YOUR TASK:
Each line that follows should be printed again exactly as it stands.

==================================================

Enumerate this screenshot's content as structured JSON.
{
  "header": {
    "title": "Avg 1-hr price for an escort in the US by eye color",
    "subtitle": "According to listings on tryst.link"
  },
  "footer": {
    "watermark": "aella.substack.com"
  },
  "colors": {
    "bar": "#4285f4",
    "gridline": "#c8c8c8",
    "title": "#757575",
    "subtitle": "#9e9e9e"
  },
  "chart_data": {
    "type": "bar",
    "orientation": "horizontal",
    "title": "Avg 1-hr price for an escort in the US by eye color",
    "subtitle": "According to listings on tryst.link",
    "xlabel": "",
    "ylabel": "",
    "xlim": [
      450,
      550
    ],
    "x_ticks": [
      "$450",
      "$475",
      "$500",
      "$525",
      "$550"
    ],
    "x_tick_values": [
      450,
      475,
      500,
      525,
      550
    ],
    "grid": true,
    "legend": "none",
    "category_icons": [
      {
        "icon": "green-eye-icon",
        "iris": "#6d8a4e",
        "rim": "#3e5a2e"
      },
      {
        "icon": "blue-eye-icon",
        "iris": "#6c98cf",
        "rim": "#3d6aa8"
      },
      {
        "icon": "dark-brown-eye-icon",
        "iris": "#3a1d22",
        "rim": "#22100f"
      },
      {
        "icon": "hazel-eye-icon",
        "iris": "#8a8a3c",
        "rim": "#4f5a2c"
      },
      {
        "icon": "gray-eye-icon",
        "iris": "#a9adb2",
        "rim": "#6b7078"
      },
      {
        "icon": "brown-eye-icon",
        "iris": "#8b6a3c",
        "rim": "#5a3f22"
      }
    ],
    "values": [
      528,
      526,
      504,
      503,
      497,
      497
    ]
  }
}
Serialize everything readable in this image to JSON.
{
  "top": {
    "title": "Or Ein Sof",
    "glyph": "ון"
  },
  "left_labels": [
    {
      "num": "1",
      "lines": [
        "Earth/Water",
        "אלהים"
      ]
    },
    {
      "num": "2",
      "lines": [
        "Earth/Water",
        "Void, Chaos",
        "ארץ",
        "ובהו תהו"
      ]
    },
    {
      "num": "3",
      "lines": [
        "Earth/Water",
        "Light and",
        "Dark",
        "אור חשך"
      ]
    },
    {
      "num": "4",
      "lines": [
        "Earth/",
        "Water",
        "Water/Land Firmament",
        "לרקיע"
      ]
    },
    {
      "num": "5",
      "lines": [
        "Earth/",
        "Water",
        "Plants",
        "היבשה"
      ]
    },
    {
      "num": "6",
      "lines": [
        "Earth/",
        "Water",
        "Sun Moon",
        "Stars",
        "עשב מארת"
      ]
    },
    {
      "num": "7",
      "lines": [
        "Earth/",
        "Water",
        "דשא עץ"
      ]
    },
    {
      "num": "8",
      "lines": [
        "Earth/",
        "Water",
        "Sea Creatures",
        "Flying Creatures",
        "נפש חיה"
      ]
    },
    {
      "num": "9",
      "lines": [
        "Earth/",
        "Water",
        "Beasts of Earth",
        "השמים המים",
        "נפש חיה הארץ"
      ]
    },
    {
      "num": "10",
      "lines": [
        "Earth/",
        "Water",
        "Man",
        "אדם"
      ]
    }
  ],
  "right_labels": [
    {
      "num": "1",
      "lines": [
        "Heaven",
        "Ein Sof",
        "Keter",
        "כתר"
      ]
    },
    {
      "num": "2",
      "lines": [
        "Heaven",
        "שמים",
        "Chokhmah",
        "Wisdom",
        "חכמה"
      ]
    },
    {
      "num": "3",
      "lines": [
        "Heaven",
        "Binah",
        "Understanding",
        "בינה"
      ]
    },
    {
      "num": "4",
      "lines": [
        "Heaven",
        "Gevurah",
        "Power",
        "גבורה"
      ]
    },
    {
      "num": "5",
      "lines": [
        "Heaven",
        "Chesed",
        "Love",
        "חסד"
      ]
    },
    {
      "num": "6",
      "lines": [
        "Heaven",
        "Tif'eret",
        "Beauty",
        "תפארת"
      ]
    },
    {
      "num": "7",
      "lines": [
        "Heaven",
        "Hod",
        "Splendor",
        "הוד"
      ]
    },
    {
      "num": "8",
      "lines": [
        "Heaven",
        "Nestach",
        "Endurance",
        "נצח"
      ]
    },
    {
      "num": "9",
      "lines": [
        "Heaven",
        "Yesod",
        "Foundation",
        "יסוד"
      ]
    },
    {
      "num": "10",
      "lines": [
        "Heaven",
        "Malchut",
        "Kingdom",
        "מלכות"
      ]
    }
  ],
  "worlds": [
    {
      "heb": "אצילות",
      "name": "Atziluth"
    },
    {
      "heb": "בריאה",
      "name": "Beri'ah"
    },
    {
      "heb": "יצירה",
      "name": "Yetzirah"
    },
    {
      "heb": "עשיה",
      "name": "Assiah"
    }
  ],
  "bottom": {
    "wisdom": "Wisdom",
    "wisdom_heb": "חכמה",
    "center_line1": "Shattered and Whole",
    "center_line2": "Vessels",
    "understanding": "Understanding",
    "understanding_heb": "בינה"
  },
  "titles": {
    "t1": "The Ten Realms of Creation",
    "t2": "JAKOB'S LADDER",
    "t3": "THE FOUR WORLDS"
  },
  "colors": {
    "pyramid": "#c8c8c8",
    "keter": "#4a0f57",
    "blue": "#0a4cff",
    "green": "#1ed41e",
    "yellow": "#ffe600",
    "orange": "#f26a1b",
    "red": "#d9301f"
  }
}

==================================================

EXPECTED ANSWER:
Enumerate this screenshot's content as structured JSON.
{
  "header": {
    "title": "Avg 1-hr price for an escort in the US by eye color",
    "subtitle": "According to listings on tryst.link"
  },
  "footer": {
    "watermark": "aella.substack.com"
  },
  "colors": {
    "bar": "#4285f4",
    "gridline": "#c8c8c8",
    "title": "#757575",
    "subtitle": "#9e9e9e"
  },
  "chart_data": {
    "type": "bar",
    "orientation": "horizontal",
    "title": "Avg 1-hr price for an escort in the US by eye color",
    "subtitle": "According to listings on tryst.link",
    "xlabel": "",
    "ylabel": "",
    "xlim": [
      450,
      550
    ],
    "x_ticks": [
      "$450",
      "$475",
      "$500",
      "$525",
      "$550"
    ],
    "x_tick_values": [
      450,
      475,
      500,
      525,
      550
    ],
    "grid": true,
    "legend": "none",
    "category_icons": [
      {
        "icon": "green-eye-icon",
        "iris": "#6d8a4e",
        "rim": "#3e5a2e"
      },
      {
        "icon": "blue-eye-icon",
        "iris": "#6c98cf",
        "rim": "#3d6aa8"
      },
      {
        "icon": "dark-brown-eye-icon",
        "iris": "#3a1d22",
        "rim": "#22100f"
      },
      {
        "icon": "hazel-eye-icon",
        "iris": "#8a8a3c",
        "rim": "#4f5a2c"
      },
      {
        "icon": "gray-eye-icon",
        "iris": "#a9adb2",
        "rim": "#6b7078"
      },
      {
        "icon": "brown-eye-icon",
        "iris": "#8b6a3c",
        "rim": "#5a3f22"
      }
    ],
    "values": [
      528,
      526,
      504,
      503,
      497,
      497
    ]
  }
}
Serialize everything readable in this image to JSON.
{
  "top": {
    "title": "Or Ein Sof",
    "glyph": "ון"
  },
  "left_labels": [
    {
      "num": "1",
      "lines": [
        "Earth/Water",
        "אלהים"
      ]
    },
    {
      "num": "2",
      "lines": [
        "Earth/Water",
        "Void, Chaos",
        "ארץ",
        "ובהו תהו"
      ]
    },
    {
      "num": "3",
      "lines": [
        "Earth/Water",
        "Light and",
        "Dark",
        "אור חשך"
      ]
    },
    {
      "num": "4",
      "lines": [
        "Earth/",
        "Water",
        "Water/Land Firmament",
        "לרקיע"
      ]
    },
    {
      "num": "5",
      "lines": [
        "Earth/",
        "Water",
        "Plants",
        "היבשה"
      ]
    },
    {
      "num": "6",
      "lines": [
        "Earth/",
        "Water",
        "Sun Moon",
        "Stars",
        "עשב מארת"
      ]
    },
    {
      "num": "7",
      "lines": [
        "Earth/",
        "Water",
        "דשא עץ"
      ]
    },
    {
      "num": "8",
      "lines": [
        "Earth/",
        "Water",
        "Sea Creatures",
        "Flying Creatures",
        "נפש חיה"
      ]
    },
    {
      "num": "9",
      "lines": [
        "Earth/",
        "Water",
        "Beasts of Earth",
        "השמים המים",
        "נפש חיה הארץ"
      ]
    },
    {
      "num": "10",
      "lines": [
        "Earth/",
        "Water",
        "Man",
        "אדם"
      ]
    }
  ],
  "right_labels": [
    {
      "num": "1",
      "lines": [
        "Heaven",
        "Ein Sof",
        "Keter",
        "כתר"
      ]
    },
    {
      "num": "2",
      "lines": [
        "Heaven",
        "שמים",
        "Chokhmah",
        "Wisdom",
        "חכמה"
      ]
    },
    {
      "num": "3",
      "lines": [
        "Heaven",
        "Binah",
        "Understanding",
        "בינה"
      ]
    },
    {
      "num": "4",
      "lines": [
        "Heaven",
        "Gevurah",
        "Power",
        "גבורה"
      ]
    },
    {
      "num": "5",
      "lines": [
        "Heaven",
        "Chesed",
        "Love",
        "חסד"
      ]
    },
    {
      "num": "6",
      "lines": [
        "Heaven",
        "Tif'eret",
        "Beauty",
        "תפארת"
      ]
    },
    {
      "num": "7",
      "lines": [
        "Heaven",
        "Hod",
        "Splendor",
        "הוד"
      ]
    },
    {
      "num": "8",
      "lines": [
        "Heaven",
        "Nestach",
        "Endurance",
        "נצח"
      ]
    },
    {
      "num": "9",
      "lines": [
        "Heaven",
        "Yesod",
        "Foundation",
        "יסוד"
      ]
    },
    {
      "num": "10",
      "lines": [
        "Heaven",
        "Malchut",
        "Kingdom",
        "מלכות"
      ]
    }
  ],
  "worlds": [
    {
      "heb": "אצילות",
      "name": "Atziluth"
    },
    {
      "heb": "בריאה",
      "name": "Beri'ah"
    },
    {
      "heb": "יצירה",
      "name": "Yetzirah"
    },
    {
      "heb": "עשיה",
      "name": "Assiah"
    }
  ],
  "bottom": {
    "wisdom": "Wisdom",
    "wisdom_heb": "חכמה",
    "center_line1": "Shattered and Whole",
    "center_line2": "Vessels",
    "understanding": "Understanding",
    "understanding_heb": "בינה"
  },
  "titles": {
    "t1": "The Ten Realms of Creation",
    "t2": "JAKOB'S LADDER",
    "t3": "THE FOUR WORLDS"
  },
  "colors": {
    "pyramid": "#c8c8c8",
    "keter": "#4a0f57",
    "blue": "#0a4cff",
    "green": "#1ed41e",
    "yellow": "#ffe600",
    "orange": "#f26a1b",
    "red": "#d9301f"
  }
}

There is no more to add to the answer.